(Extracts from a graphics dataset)
- - - -

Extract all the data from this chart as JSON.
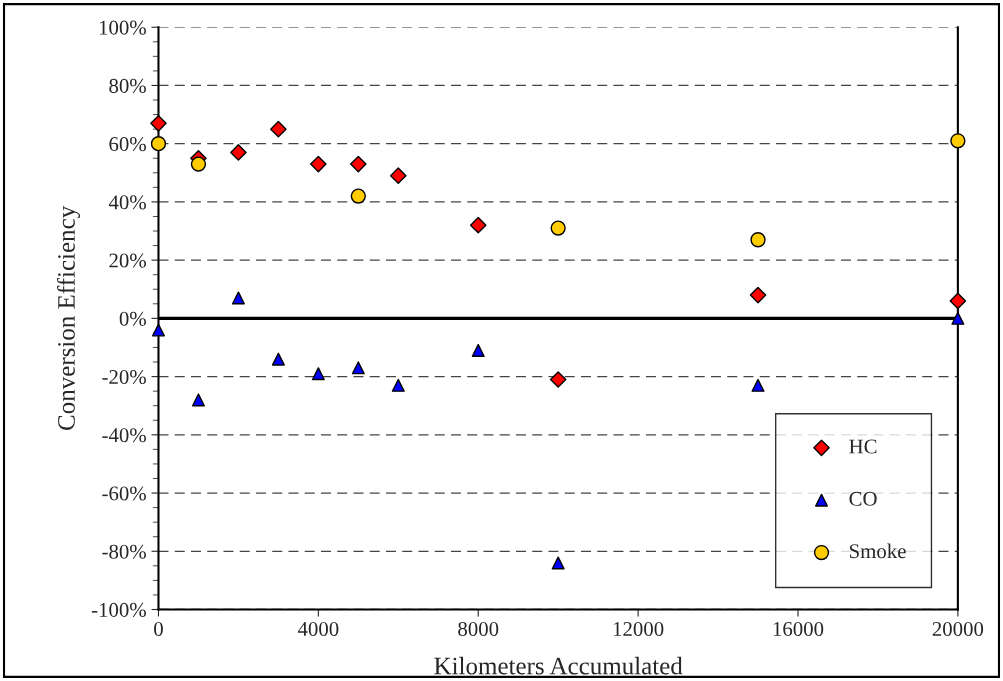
{
  "chart_data": {
    "type": "scatter",
    "xlabel": "Kilometers Accumulated",
    "ylabel": "Conversion Efficiency",
    "xlim": [
      0,
      20000
    ],
    "xticks": [
      0,
      4000,
      8000,
      12000,
      16000,
      20000
    ],
    "ylim": [
      -100,
      100
    ],
    "yticks": [
      {
        "value": -100,
        "label": "-100%"
      },
      {
        "value": -80,
        "label": "-80%"
      },
      {
        "value": -60,
        "label": "-60%"
      },
      {
        "value": -40,
        "label": "-40%"
      },
      {
        "value": -20,
        "label": "-20%"
      },
      {
        "value": 0,
        "label": "0%"
      },
      {
        "value": 20,
        "label": "20%"
      },
      {
        "value": 40,
        "label": "40%"
      },
      {
        "value": 60,
        "label": "60%"
      },
      {
        "value": 80,
        "label": "80%"
      },
      {
        "value": 100,
        "label": "100%"
      }
    ],
    "grid": "y",
    "legend": "bottom right",
    "ref_lines": [
      {
        "axis": "y",
        "value": 0,
        "color": "#000000",
        "line_style": "solid"
      }
    ],
    "series": [
      {
        "name": "HC",
        "color": "#ff0000",
        "marker": "diamond",
        "x": [
          0,
          1000,
          2000,
          3000,
          4000,
          5000,
          6000,
          8000,
          10000,
          15000,
          20000
        ],
        "values": [
          67,
          55,
          57,
          65,
          53,
          53,
          49,
          32,
          -21,
          8,
          6
        ]
      },
      {
        "name": "CO",
        "color": "#0000ff",
        "marker": "triangle",
        "x": [
          0,
          1000,
          2000,
          3000,
          4000,
          5000,
          6000,
          8000,
          10000,
          15000,
          20000
        ],
        "values": [
          -4,
          -28,
          7,
          -14,
          -19,
          -17,
          -23,
          -11,
          -84,
          -23,
          0
        ]
      },
      {
        "name": "Smoke",
        "color": "#ffcc00",
        "marker": "circle",
        "x": [
          0,
          1000,
          5000,
          10000,
          15000,
          20000
        ],
        "values": [
          60,
          53,
          42,
          31,
          27,
          61
        ]
      }
    ]
  }
}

- - - -

Without the pictures, transcribe the listing above exactly.

### SOLVED EXERCISE
Extract all the data from this chart as JSON.
{
  "chart_data": {
    "type": "scatter",
    "xlabel": "Kilometers Accumulated",
    "ylabel": "Conversion Efficiency",
    "xlim": [
      0,
      20000
    ],
    "xticks": [
      0,
      4000,
      8000,
      12000,
      16000,
      20000
    ],
    "ylim": [
      -100,
      100
    ],
    "yticks": [
      {
        "value": -100,
        "label": "-100%"
      },
      {
        "value": -80,
        "label": "-80%"
      },
      {
        "value": -60,
        "label": "-60%"
      },
      {
        "value": -40,
        "label": "-40%"
      },
      {
        "value": -20,
        "label": "-20%"
      },
      {
        "value": 0,
        "label": "0%"
      },
      {
        "value": 20,
        "label": "20%"
      },
      {
        "value": 40,
        "label": "40%"
      },
      {
        "value": 60,
        "label": "60%"
      },
      {
        "value": 80,
        "label": "80%"
      },
      {
        "value": 100,
        "label": "100%"
      }
    ],
    "grid": "y",
    "legend": "bottom right",
    "ref_lines": [
      {
        "axis": "y",
        "value": 0,
        "color": "#000000",
        "line_style": "solid"
      }
    ],
    "series": [
      {
        "name": "HC",
        "color": "#ff0000",
        "marker": "diamond",
        "x": [
          0,
          1000,
          2000,
          3000,
          4000,
          5000,
          6000,
          8000,
          10000,
          15000,
          20000
        ],
        "values": [
          67,
          55,
          57,
          65,
          53,
          53,
          49,
          32,
          -21,
          8,
          6
        ]
      },
      {
        "name": "CO",
        "color": "#0000ff",
        "marker": "triangle",
        "x": [
          0,
          1000,
          2000,
          3000,
          4000,
          5000,
          6000,
          8000,
          10000,
          15000,
          20000
        ],
        "values": [
          -4,
          -28,
          7,
          -14,
          -19,
          -17,
          -23,
          -11,
          -84,
          -23,
          0
        ]
      },
      {
        "name": "Smoke",
        "color": "#ffcc00",
        "marker": "circle",
        "x": [
          0,
          1000,
          5000,
          10000,
          15000,
          20000
        ],
        "values": [
          60,
          53,
          42,
          31,
          27,
          61
        ]
      }
    ]
  }
}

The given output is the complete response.